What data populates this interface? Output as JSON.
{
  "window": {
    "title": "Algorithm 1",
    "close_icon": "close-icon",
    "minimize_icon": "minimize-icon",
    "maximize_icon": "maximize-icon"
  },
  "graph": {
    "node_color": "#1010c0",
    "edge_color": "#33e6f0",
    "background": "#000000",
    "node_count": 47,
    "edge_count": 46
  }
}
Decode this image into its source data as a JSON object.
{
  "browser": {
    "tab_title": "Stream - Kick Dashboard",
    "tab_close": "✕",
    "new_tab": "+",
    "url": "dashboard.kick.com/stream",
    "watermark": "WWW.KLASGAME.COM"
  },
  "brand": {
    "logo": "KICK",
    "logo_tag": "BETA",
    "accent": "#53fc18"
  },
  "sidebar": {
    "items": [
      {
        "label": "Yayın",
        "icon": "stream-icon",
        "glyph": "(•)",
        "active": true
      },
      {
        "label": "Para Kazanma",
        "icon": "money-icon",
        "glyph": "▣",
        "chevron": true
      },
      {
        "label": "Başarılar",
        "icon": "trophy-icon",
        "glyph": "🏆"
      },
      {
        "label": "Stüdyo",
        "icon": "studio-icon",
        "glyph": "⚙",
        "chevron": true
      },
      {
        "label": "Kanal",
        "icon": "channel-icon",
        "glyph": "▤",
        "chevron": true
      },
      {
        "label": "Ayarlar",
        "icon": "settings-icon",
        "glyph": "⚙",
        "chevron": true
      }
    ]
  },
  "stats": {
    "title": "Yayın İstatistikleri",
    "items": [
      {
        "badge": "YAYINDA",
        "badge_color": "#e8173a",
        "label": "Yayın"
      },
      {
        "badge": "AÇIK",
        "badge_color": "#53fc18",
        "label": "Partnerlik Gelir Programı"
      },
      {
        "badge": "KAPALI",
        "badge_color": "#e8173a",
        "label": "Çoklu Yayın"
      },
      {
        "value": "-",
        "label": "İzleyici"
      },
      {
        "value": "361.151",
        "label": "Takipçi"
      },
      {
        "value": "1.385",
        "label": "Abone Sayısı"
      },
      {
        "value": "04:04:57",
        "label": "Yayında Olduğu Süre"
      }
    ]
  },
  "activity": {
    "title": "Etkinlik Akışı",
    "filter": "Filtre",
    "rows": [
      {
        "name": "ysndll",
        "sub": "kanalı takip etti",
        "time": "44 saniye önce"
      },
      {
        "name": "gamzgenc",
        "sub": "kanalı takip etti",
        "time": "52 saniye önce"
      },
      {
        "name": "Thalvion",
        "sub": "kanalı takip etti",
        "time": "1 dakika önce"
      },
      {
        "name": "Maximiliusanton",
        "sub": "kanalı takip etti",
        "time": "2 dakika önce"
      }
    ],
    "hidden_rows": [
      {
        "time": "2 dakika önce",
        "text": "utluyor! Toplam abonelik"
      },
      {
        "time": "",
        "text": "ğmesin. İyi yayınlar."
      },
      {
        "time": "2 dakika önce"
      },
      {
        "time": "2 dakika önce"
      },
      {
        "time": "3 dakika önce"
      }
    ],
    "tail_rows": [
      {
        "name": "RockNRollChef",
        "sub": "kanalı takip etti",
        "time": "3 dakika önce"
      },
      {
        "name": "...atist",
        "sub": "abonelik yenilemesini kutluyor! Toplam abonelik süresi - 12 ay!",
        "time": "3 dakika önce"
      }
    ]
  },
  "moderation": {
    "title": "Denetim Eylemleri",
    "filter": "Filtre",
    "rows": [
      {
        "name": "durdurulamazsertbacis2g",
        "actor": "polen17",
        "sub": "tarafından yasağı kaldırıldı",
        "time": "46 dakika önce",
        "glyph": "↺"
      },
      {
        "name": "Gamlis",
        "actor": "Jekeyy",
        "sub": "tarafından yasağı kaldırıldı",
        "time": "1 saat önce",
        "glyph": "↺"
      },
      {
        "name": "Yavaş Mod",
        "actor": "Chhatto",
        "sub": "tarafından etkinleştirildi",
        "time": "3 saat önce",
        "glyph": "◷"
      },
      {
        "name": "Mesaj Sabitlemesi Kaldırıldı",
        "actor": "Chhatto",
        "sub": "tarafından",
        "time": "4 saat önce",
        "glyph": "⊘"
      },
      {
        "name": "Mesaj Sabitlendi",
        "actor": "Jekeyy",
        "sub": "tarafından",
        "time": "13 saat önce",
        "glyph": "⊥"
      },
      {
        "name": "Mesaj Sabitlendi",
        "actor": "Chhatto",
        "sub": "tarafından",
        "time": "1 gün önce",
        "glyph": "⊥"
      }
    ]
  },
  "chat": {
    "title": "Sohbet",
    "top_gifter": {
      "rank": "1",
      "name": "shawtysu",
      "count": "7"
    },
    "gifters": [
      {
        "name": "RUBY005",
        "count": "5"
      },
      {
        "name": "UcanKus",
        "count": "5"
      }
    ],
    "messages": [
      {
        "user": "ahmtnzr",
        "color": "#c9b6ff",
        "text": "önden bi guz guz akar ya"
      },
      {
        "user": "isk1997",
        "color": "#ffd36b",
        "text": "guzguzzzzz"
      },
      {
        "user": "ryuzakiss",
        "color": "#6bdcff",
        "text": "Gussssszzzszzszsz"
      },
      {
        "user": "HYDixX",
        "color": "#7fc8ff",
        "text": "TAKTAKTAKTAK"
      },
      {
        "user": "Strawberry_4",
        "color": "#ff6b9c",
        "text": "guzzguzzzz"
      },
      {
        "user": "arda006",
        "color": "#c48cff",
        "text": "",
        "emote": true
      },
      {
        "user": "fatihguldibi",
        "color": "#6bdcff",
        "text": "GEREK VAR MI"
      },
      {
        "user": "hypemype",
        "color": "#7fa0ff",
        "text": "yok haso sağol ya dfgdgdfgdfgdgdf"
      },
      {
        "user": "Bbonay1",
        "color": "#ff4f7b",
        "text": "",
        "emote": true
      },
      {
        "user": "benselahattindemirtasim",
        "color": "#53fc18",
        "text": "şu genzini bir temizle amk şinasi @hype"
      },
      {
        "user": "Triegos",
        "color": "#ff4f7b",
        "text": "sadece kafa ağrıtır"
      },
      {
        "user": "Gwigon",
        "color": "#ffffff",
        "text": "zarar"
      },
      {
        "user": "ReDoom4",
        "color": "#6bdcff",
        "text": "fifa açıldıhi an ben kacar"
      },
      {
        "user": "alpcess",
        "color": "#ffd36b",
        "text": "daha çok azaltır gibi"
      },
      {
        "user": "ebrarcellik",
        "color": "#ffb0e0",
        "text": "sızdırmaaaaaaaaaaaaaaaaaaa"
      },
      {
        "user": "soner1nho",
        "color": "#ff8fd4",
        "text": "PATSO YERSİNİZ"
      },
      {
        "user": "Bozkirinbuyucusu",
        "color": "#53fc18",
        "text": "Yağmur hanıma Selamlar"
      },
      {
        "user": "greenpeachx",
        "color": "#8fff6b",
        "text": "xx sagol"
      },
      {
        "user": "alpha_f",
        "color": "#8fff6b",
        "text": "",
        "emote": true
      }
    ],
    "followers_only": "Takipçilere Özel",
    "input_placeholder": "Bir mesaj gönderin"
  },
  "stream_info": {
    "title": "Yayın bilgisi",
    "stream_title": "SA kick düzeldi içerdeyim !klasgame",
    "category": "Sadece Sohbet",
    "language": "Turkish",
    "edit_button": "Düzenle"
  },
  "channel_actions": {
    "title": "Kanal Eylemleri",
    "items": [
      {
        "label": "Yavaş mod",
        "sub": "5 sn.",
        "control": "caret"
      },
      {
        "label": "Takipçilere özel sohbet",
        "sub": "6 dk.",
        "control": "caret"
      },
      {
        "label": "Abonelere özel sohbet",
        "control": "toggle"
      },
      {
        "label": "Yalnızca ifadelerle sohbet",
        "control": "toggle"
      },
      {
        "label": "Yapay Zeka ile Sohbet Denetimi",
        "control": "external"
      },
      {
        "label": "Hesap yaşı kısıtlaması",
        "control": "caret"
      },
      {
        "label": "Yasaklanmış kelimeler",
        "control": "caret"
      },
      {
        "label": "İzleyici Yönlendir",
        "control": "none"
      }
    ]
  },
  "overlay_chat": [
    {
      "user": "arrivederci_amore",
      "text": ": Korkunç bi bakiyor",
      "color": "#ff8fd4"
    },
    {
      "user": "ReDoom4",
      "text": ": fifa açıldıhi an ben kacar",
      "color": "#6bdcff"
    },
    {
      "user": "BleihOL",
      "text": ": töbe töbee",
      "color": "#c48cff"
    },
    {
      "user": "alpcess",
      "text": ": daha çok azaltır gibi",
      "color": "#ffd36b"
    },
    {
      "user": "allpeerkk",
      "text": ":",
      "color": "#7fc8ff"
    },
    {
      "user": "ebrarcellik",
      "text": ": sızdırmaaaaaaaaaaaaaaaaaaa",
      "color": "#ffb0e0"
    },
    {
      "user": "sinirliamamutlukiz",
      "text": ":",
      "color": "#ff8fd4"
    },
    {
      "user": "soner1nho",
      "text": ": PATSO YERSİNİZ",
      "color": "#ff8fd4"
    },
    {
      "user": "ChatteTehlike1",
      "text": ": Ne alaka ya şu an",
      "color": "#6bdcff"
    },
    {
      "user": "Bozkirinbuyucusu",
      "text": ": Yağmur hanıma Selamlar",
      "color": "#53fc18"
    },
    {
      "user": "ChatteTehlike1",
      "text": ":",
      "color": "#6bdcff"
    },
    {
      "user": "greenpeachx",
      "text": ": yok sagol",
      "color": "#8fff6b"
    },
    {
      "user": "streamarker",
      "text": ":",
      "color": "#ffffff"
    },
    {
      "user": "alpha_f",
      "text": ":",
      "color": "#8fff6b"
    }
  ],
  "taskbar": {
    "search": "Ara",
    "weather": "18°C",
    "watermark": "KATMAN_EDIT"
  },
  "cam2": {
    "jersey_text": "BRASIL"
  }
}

____________________

- **SET PROBLEM**
Pull out all lines containing "hanıma".

- **SOLUTION TO THE PROBLEM**
        "text": "Yağmur hanıma Selamlar"
      "text": ": Yağmur hanıma Selamlar",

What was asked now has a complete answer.